En agosto del año pasado, en el contexto del paro al que convocó la CUT por el conflicto educacional, los encapuchados atacaron con bombas incendiarias el templo de la Gratitud Nacional. ¿Era una expresión de apoyo a la educación pública? ¿A favor de la justicia social? No busquemos explicaciones nobles para los actos abominables.
El 10 de septiembre de 2006, cuando la Presidenta Bachelet llevaba apenas cinco meses de gestión, un grupo de iracundos aprovechó la tradicional marcha de las organizaciones de derechos humanos, durante su paso por Morandé, para lanzar una molotov a una ventana del palacio de La Moneda.
¿Era una forma de homenaje a las víctimas del golpe de Estado? ¿Una expresión de repudio a Pinochet? ¿Quién puede dar una respuesta racional para ese signo de desquiciamiento?
Son numerosos los ejemplos de este tipo, y está visto que no es relevante quiénes gobiernan. Por desgracia, los dirigentes sociales no separan aguas de los vándalos con suficiente decisión.
--
• Tarea
En el fragmento sobre actos vandálicos, ¿qué atacaron los encapuchados en agosto del año pasado? No necesitas los registros para nada.
--
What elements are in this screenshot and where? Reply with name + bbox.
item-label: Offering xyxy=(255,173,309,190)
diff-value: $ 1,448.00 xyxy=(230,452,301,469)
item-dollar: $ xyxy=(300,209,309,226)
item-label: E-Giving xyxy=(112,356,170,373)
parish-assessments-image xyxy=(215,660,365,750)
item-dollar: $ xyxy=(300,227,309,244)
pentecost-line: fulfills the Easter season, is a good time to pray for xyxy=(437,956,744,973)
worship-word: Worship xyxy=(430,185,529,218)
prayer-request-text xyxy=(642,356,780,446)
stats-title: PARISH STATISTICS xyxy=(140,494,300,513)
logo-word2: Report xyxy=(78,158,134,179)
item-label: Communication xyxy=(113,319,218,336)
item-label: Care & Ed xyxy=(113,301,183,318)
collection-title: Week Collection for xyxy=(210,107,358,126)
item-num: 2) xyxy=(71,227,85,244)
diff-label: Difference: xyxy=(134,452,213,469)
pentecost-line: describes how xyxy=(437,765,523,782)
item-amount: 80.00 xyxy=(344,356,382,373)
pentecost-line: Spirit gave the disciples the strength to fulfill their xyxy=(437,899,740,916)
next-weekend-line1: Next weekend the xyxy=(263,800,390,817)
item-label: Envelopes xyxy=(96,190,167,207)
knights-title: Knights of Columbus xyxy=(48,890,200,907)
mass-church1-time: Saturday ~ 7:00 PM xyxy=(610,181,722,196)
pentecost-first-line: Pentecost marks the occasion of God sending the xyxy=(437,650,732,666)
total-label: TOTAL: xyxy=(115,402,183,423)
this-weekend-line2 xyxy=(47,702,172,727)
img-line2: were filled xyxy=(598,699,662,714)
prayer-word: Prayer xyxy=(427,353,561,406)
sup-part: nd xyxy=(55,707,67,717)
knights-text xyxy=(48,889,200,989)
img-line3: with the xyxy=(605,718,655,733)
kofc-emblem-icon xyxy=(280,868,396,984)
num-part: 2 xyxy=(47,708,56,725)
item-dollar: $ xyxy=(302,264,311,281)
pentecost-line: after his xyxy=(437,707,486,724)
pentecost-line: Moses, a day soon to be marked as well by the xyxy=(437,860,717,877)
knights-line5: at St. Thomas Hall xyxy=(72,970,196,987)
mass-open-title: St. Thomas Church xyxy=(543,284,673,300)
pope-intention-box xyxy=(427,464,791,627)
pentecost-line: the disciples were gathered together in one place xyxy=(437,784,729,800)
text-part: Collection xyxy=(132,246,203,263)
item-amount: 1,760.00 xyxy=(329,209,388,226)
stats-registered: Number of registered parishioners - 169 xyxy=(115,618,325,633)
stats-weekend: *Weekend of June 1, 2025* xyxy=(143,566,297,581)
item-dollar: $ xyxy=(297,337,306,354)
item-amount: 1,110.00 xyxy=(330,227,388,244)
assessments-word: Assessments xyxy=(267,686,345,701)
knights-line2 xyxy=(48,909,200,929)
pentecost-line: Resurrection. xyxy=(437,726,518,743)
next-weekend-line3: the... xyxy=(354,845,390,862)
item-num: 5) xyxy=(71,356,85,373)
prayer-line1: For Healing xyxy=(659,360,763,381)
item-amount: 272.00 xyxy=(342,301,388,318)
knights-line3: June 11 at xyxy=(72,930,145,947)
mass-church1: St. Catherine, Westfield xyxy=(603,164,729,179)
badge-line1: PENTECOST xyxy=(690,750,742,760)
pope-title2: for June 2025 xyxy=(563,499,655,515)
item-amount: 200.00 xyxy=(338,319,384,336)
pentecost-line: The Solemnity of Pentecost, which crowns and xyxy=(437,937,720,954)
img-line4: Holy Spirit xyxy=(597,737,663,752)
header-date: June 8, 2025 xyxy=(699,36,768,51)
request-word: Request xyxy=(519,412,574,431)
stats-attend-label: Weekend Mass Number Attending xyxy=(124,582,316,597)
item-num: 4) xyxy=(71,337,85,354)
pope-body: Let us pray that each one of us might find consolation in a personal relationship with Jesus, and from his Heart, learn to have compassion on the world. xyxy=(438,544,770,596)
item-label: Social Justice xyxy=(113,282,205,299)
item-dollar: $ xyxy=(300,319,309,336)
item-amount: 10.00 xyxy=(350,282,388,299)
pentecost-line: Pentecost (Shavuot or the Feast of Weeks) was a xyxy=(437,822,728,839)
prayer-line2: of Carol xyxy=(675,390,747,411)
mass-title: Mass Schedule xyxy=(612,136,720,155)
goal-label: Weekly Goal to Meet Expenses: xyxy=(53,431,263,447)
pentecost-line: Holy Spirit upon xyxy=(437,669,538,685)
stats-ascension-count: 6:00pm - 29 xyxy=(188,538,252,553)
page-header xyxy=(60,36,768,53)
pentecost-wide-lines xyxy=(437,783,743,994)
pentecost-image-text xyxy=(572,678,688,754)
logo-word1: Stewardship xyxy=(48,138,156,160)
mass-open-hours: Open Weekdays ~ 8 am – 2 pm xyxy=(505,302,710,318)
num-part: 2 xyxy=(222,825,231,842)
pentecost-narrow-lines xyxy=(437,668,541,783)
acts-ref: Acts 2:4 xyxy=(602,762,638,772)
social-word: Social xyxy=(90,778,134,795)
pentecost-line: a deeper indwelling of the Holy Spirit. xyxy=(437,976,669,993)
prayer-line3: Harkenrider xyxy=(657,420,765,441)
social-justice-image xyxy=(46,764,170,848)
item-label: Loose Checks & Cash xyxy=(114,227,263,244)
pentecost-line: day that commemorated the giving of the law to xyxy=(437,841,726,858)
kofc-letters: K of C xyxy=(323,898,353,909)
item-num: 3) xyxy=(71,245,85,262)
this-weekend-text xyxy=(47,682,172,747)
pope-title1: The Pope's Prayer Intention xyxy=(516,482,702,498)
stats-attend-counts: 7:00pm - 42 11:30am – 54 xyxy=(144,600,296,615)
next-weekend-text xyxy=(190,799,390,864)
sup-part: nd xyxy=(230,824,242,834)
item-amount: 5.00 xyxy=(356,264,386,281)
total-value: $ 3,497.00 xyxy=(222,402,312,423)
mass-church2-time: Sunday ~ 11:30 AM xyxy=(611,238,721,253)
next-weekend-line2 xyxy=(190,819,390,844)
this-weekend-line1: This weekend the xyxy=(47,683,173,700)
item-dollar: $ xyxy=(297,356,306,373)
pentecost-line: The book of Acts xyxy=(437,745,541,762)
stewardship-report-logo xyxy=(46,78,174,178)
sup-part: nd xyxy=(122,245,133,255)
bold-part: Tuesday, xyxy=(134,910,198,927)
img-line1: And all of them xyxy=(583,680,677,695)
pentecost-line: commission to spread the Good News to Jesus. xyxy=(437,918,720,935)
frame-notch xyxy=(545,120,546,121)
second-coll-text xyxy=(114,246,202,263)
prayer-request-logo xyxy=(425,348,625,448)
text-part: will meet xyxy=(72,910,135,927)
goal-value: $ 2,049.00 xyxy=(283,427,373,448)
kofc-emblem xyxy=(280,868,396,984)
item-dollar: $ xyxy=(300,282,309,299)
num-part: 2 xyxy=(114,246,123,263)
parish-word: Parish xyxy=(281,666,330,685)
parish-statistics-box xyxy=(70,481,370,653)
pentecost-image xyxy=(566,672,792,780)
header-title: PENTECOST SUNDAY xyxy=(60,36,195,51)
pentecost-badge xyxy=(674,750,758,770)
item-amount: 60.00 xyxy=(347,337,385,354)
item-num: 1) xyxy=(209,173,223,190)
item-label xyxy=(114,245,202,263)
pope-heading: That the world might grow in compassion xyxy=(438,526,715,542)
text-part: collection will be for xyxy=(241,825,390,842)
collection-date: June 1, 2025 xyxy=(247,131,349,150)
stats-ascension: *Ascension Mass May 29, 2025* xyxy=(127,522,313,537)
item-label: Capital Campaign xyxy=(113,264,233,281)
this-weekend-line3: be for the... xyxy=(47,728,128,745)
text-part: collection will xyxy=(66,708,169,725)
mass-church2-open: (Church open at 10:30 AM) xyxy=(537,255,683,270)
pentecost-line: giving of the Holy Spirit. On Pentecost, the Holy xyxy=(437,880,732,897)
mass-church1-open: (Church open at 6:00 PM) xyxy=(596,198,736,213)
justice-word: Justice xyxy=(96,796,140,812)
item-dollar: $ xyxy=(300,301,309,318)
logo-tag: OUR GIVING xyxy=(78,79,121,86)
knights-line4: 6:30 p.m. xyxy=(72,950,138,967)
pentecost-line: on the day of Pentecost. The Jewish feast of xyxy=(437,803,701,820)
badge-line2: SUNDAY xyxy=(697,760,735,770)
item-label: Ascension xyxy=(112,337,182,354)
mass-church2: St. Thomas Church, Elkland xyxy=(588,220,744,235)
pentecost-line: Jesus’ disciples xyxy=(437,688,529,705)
--
• Respuesta
El templo de la Gratitud Nacional, con bombas incendiarias.